WHAT YOU WILL DO:
From the listing that follows, extract every line and set it down unaltered.

MATERIAL PROVIDED:
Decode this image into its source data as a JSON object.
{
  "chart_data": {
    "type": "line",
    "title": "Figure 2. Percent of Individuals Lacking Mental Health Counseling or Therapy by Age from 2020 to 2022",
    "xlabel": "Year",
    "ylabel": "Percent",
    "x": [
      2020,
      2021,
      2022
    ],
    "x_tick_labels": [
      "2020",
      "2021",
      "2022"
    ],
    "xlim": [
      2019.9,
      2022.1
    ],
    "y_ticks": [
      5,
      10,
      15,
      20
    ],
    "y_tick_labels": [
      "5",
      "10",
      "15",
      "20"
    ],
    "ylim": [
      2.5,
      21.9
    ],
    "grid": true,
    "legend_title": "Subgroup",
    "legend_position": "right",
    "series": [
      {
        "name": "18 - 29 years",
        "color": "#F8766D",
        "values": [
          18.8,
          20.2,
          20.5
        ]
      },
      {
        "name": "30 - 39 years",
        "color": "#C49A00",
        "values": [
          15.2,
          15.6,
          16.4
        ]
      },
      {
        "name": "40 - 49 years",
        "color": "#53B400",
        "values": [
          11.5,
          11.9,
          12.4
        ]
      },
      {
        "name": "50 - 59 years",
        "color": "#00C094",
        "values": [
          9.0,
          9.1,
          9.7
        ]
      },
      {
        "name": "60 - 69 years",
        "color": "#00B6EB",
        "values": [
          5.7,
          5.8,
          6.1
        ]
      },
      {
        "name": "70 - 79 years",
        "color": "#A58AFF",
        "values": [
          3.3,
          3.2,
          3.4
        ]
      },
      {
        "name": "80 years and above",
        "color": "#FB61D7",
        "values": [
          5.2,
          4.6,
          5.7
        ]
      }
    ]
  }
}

COMPLETE OUTPUT:
Decode this image into its source data as a JSON object.
{
  "chart_data": {
    "type": "line",
    "title": "Figure 2. Percent of Individuals Lacking Mental Health Counseling or Therapy by Age from 2020 to 2022",
    "xlabel": "Year",
    "ylabel": "Percent",
    "x": [
      2020,
      2021,
      2022
    ],
    "x_tick_labels": [
      "2020",
      "2021",
      "2022"
    ],
    "xlim": [
      2019.9,
      2022.1
    ],
    "y_ticks": [
      5,
      10,
      15,
      20
    ],
    "y_tick_labels": [
      "5",
      "10",
      "15",
      "20"
    ],
    "ylim": [
      2.5,
      21.9
    ],
    "grid": true,
    "legend_title": "Subgroup",
    "legend_position": "right",
    "series": [
      {
        "name": "18 - 29 years",
        "color": "#F8766D",
        "values": [
          18.8,
          20.2,
          20.5
        ]
      },
      {
        "name": "30 - 39 years",
        "color": "#C49A00",
        "values": [
          15.2,
          15.6,
          16.4
        ]
      },
      {
        "name": "40 - 49 years",
        "color": "#53B400",
        "values": [
          11.5,
          11.9,
          12.4
        ]
      },
      {
        "name": "50 - 59 years",
        "color": "#00C094",
        "values": [
          9.0,
          9.1,
          9.7
        ]
      },
      {
        "name": "60 - 69 years",
        "color": "#00B6EB",
        "values": [
          5.7,
          5.8,
          6.1
        ]
      },
      {
        "name": "70 - 79 years",
        "color": "#A58AFF",
        "values": [
          3.3,
          3.2,
          3.4
        ]
      },
      {
        "name": "80 years and above",
        "color": "#FB61D7",
        "values": [
          5.2,
          4.6,
          5.7
        ]
      }
    ]
  }
}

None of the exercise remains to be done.